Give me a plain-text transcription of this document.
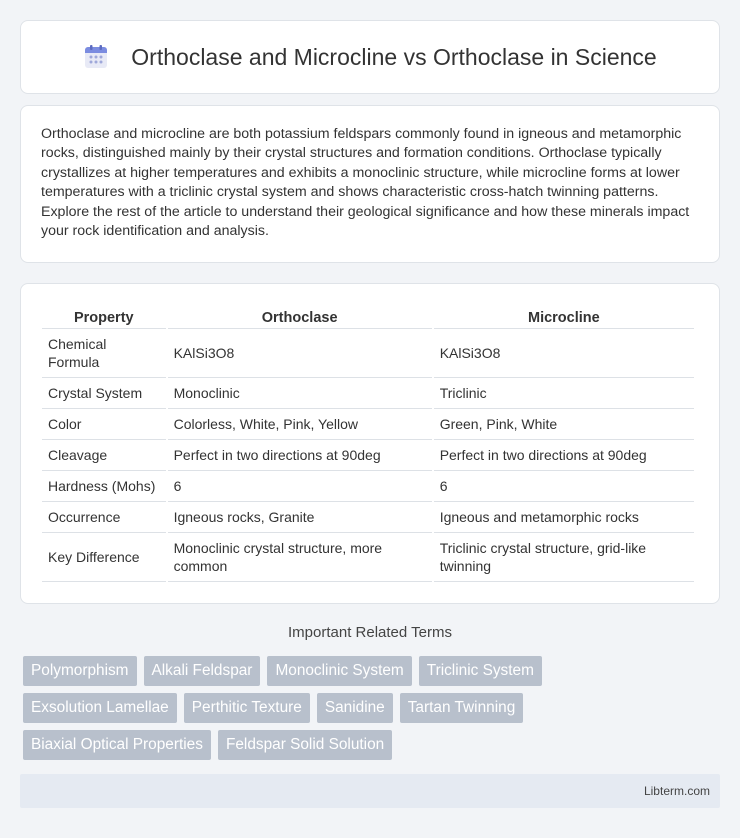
Orthoclase and Microcline vs Orthoclase in Science

Orthoclase and microcline are both potassium feldspars commonly found in igneous and metamorphic rocks, distinguished mainly by their crystal structures and formation conditions. Orthoclase typically crystallizes at higher temperatures and exhibits a monoclinic structure, while microcline forms at lower temperatures with a triclinic crystal system and shows characteristic cross-hatch twinning patterns. Explore the rest of the article to understand their geological significance and how these minerals impact your rock identification and analysis.

Property	Orthoclase	Microcline
Chemical Formula	KAlSi3O8	KAlSi3O8
Crystal System	Monoclinic	Triclinic
Color	Colorless, White, Pink, Yellow	Green, Pink, White
Cleavage	Perfect in two directions at 90deg	Perfect in two directions at 90deg
Hardness (Mohs)	6	6
Occurrence	Igneous rocks, Granite	Igneous and metamorphic rocks
Key Difference	Monoclinic crystal structure, more common	Triclinic crystal structure, grid-like twinning
Important Related Terms
Polymorphism	Alkali Feldspar	Monoclinic System	Triclinic System
Exsolution Lamellae	Perthitic Texture	Sanidine	Tartan Twinning
Biaxial Optical Properties	Feldspar Solid Solution
Libterm.com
§
:: YOUR INSTRUCTIONS ::
How many lines in the listing above contain the string "Orthoclase"? Answer with the number only.

:: WRITTEN ANSWER ::
3